■ **Texte retenu**:
------------

Le glacier Perito Moreno.

Le glacier Perito Moreno

Pour des raisons de commodité, nous commencerons par nous en approcher au plus près en bateau : vu du lac, que le glacier a formé au cours de ses fontes continuelles et qui constitue son extrémité, le Perito Moreno est impressionnant : un véritable mur de glace compacte de soixante mètres de haut, qui donne à chaque fragment de glace qui en tombe le volume d’un iceberg dangereux.

Un des bateaux naviguant sur le lac

Un Iceberg

Ce qui stupéfie, au delà de sa taille, et bien sa couleur : de loin blanc, il se pare d’un grand nombre de tonalités de bleus, par touches subtilement agencées, l’eau ayant quant à elle un aspect vert-gris laiteux. On se demande comment la nature s’y prend pour nous offrir un tel spectacle! Le capitaine du bateau nous autorise à nous aventurer sur le pont supérieur. nous nous y précipitons, vite rejoint par la famille d’Anglais, alors que le matin même ils ne semblaient absolument pas prêts à partir lorsque nous le faisions! L’air est frais sur le pont, mais la vue est encore plus belle. On se trouve à deux ou trois cent mètres du glacier, et on ne s’en rapprochera pas plus. nous pouvons l’observer sous tous les angles, pendant une vingtaine de minutes.

Élodie filmant le glacier depuis le bateau


Quelques instants après l’accostage du retour, nous voici déjà engagés sur les plateformes de la rive faisant face au glacier.D’en haut, tout est différent : l’air, jusqu’alors frais, se réchauffe très vite, entre le soleil au firmament et l’abri fourni par les arbres ; la vue, domine le glacier, et permet de l’embrasser en entier d’un seul coup d’oeil (cinq kilomètres de large sur trente de long tout de même!).

le glacier Perito Moreno dans toute sa taille

Une rafale de clichés photographiques plus tard, nous choisissons l’ordre des passerelles que nous allons parcourir (des circuits, à diverses hauteurs offrant des vu « variées » (si l’on peut dire) tout le long du glaçon millénaire, ont été ajoutées pour les promeneurs que nous sommes).


Nous descendons vite sur la terrasse la plus basse, centrale et proche, autant que possible. En chemin, cependant, nous nous arrêtons brusquement : une forte déflagration se fait entendre au loin, croisement entre un coup de tonnerre, un feu d’artifice et une caisse très lourde qu’on aurait lâché de haut dans un entrepôt vide. Bref, fort mais presque indescriptible. Continuant notre chemin, plus prudemment cependant, nous arrivons à destination, au plus bas. Sur le glacier, j’aperçois les trekkers arpentant la glace, une des expéditions proposées (pour un prix exorbitant) dans les agences visitées la veille, et dans laquelle se sont lancés les Français. Appareil photo micro et caméra en mains, nous profitons de ce spectacle qui, s’il n’est pas le plus vivant de tous ( Valdès ou les chutes d’Iguazù sont plus filmogéniques) n’en est pas moins admirable.

------------

■ **Lignes fournies**:
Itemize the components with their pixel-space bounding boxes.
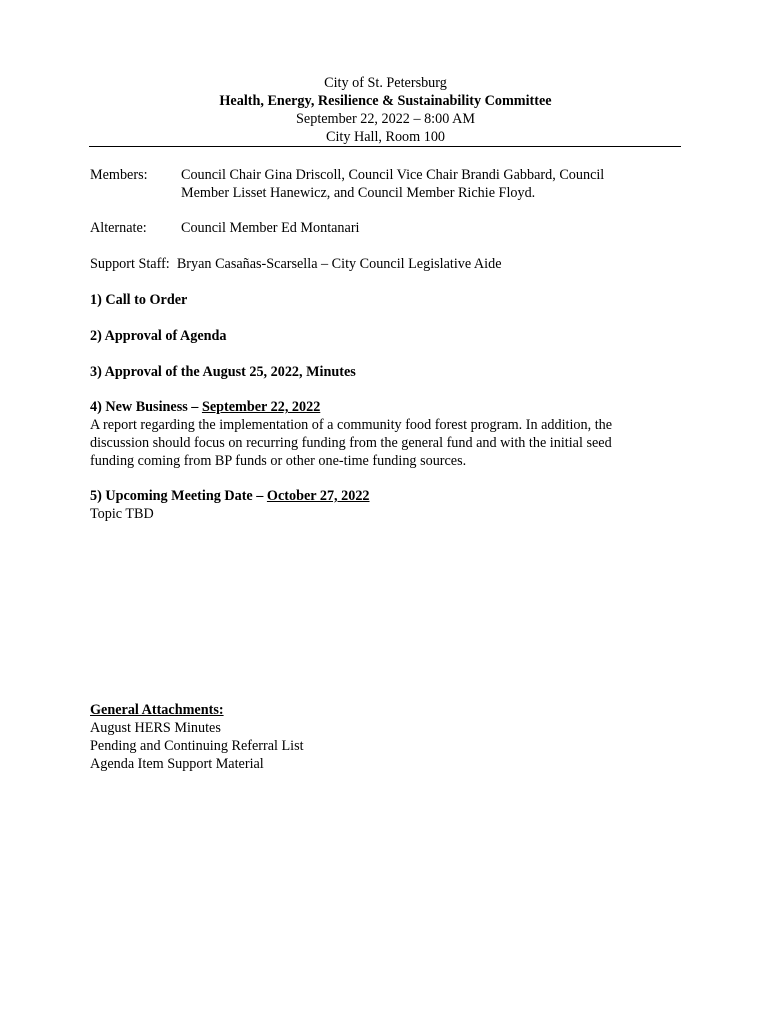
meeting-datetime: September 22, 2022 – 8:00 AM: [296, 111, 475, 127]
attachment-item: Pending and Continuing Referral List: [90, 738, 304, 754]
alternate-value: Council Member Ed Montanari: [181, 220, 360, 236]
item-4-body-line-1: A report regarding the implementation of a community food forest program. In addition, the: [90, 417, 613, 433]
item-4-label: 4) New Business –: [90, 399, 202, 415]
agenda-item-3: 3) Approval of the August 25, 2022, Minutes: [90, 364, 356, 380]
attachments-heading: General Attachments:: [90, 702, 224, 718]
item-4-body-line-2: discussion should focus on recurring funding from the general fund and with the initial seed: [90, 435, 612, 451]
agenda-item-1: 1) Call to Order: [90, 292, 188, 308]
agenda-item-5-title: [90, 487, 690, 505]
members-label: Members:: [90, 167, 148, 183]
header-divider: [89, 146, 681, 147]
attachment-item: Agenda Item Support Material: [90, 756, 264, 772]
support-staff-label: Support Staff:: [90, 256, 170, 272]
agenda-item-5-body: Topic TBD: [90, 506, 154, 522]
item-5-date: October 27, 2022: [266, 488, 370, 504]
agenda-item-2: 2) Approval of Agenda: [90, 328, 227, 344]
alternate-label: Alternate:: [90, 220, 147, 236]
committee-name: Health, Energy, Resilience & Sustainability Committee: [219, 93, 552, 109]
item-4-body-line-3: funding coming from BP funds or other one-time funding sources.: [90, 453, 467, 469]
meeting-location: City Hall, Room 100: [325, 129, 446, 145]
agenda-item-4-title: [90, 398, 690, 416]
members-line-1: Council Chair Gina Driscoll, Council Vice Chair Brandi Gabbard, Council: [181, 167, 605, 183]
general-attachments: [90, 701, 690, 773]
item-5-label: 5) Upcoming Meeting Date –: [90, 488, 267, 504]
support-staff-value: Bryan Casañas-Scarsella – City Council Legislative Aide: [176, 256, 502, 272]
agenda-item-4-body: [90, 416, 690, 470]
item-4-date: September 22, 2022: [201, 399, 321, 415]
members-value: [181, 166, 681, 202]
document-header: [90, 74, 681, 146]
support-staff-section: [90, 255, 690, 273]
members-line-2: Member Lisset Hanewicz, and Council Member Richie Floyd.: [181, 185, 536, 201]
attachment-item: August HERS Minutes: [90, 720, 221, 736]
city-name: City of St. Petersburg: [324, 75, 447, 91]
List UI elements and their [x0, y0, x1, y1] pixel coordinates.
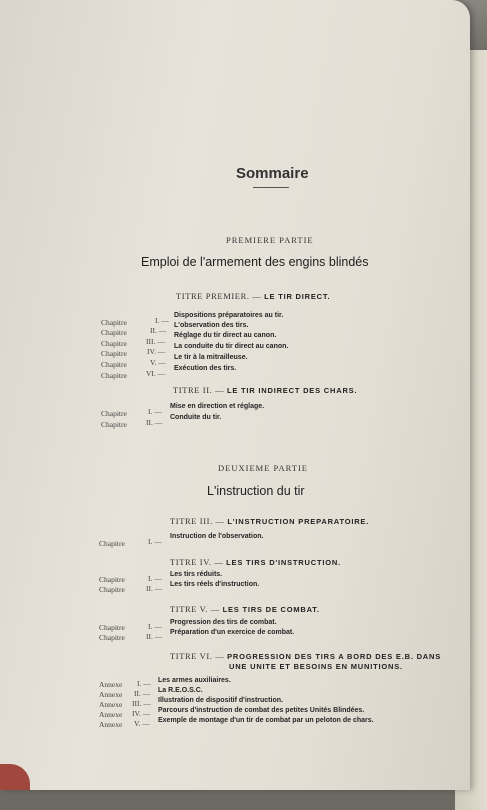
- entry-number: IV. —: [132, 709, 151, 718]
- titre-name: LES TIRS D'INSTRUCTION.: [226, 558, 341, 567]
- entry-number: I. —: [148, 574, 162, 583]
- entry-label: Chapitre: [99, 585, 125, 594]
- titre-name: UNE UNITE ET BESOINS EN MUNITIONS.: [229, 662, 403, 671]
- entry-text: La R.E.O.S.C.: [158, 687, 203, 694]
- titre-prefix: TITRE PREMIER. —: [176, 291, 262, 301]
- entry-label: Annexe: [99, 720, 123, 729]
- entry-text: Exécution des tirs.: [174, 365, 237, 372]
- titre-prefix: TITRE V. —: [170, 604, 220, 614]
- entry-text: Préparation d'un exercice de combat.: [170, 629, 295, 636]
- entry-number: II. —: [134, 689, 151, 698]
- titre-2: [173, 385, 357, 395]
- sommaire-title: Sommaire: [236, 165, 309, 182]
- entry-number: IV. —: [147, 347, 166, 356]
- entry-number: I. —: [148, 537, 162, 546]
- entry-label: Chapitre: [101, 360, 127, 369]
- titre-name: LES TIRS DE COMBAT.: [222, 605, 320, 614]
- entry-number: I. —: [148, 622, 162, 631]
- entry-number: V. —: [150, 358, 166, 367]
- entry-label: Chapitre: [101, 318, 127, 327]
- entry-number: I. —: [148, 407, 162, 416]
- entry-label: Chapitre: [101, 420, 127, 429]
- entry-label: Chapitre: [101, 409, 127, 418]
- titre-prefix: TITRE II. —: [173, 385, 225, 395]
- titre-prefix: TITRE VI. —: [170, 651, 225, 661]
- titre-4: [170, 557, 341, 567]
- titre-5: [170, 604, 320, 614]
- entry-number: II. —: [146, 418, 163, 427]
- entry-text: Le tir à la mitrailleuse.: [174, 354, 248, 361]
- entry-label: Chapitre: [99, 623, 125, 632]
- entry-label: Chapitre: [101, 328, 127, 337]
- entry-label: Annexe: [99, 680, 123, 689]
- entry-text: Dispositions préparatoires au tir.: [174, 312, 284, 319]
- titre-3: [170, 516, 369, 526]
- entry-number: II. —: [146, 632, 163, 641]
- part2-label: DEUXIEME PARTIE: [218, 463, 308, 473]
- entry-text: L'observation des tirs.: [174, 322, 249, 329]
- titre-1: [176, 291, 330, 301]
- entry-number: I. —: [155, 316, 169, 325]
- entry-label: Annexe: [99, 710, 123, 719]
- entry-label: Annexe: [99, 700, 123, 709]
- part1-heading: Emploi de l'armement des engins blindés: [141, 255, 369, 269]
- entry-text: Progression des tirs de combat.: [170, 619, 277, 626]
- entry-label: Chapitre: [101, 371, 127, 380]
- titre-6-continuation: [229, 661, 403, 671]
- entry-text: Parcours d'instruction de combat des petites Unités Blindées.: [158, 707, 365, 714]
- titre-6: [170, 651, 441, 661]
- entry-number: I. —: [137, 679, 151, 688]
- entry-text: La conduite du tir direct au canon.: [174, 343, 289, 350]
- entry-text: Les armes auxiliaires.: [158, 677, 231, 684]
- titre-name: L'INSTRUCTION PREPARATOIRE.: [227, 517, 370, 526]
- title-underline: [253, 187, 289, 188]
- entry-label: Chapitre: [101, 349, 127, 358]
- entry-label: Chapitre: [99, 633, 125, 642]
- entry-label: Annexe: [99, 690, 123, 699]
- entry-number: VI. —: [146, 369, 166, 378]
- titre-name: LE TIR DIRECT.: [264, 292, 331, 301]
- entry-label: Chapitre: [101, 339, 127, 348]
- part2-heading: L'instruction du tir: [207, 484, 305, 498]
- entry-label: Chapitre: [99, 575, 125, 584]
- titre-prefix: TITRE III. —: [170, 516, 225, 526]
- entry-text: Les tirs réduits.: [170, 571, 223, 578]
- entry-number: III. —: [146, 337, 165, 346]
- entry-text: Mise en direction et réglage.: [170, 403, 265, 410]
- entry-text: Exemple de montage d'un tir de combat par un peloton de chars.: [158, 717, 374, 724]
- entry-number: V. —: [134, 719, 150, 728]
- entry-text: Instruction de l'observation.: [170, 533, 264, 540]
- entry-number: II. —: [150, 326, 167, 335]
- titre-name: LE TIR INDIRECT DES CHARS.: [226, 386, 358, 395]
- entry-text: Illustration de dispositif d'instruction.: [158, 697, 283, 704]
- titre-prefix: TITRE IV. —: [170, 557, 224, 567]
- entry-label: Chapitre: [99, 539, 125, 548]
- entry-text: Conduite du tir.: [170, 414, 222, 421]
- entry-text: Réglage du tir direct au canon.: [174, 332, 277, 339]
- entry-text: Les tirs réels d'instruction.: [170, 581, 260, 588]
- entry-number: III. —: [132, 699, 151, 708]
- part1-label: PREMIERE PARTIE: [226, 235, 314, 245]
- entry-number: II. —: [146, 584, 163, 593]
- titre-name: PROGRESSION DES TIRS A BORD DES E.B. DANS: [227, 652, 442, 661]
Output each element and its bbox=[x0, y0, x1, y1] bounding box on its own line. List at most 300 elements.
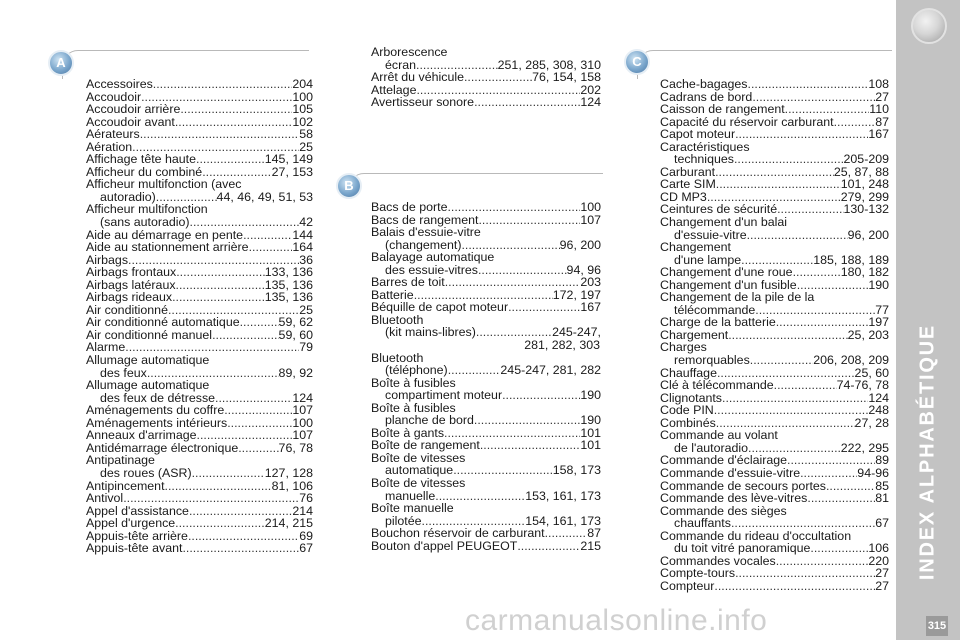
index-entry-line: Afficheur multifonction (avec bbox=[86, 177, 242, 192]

------------

■ **Consigne 1**: Recopiez le passage du récit sur le glacier Perito Moreno situé entre « le glacier Perito Moreno dans » et « que nous sommes). », ces deux extrémités comprises.
■ **Consigne 2**: Rédigez la suite du récit de visite au glacier Perito Moreno, en reprenant après sa dernière phrase.

■ **Réponse finale 1**:
le glacier Perito Moreno dans toute sa taille

Une rafale de clichés photographiques plus tard, nous choisissons l’ordre des passerelles que nous allons parcourir (des circuits, à diverses hauteurs offrant des vu « variées » (si l’on peut dire) tout le long du glaçon millénaire, ont été ajoutées pour les promeneurs que nous sommes).

■ **Réponse finale 2**:
Pics du glacier

Élodie, découvrant au loin le bateau dans lequel nous étions peu avant, le cadre pour le filmer. depuis que nous sommes appuyés sur la rembarde, quelques explosions ont fait éclats. Soudain, elle me dit : « Regarde! Incroyable! ». Ayant à peine le temps de me retourner, un bruit tonitruant résonne partout : un formidable bloc de glace, de plusieurs mètres de haut, s’est décroché de la paroi, créant une gigantesque  vague autour de lui!
La voici donc l’explication de tous ces sons! toute la journée, des blocs de tailles diverses (entre la taille d’une voiture et d’un camion) se décrochent du mur pour s’écraser dans le lac, parfois plusieurs dizaines de mètres plus bas! Ajoutons à cela la pression constante du glacier sur lui-même (il avance de deux mètres par jour!), l’érosion due à l’eau fondue et du soleil, vous obtenez un glacier « sons et lumières »! un spectacle qu’on vous souhaite de voir… mais ça ne sera pas grâce à nous! Élodie, quelques minutes après, se rendra compte que la caméra était encore sur « pause », car elle choisissait encore le cadre lors de la chute du bloc et n’avait pas lancé l’enregistrement! Tout ce qu’il nous reste sont quelques photos prises sur le vif…

Après notre repas, nous partons à la recherche de calme et de frais – il a fini par faire chaud – et au détour d’un escalier, nous croisons les Argentins, eux pressés de descendre (il viennent d’arriver) et nous de trouver de l’ombre. Nous nous contenterons d’un « ¡Ola! » enjoué. La ballade continue et nous multiplions les points de vues et clichés. le glacier est définitivement fascinant : au fur et à mesure de la journée les couleurs changent, le blanc et le bleu se font plus intenses, l’eau s’éclaircissant en conservant son opacité.

Au loin, les randonneurs sur glacier n’ont pas bougé d’un iota ; je me saisis des jumelles : se sont… des blocs de pics de glaces parfaitement alignés! Quelle andouille je fais!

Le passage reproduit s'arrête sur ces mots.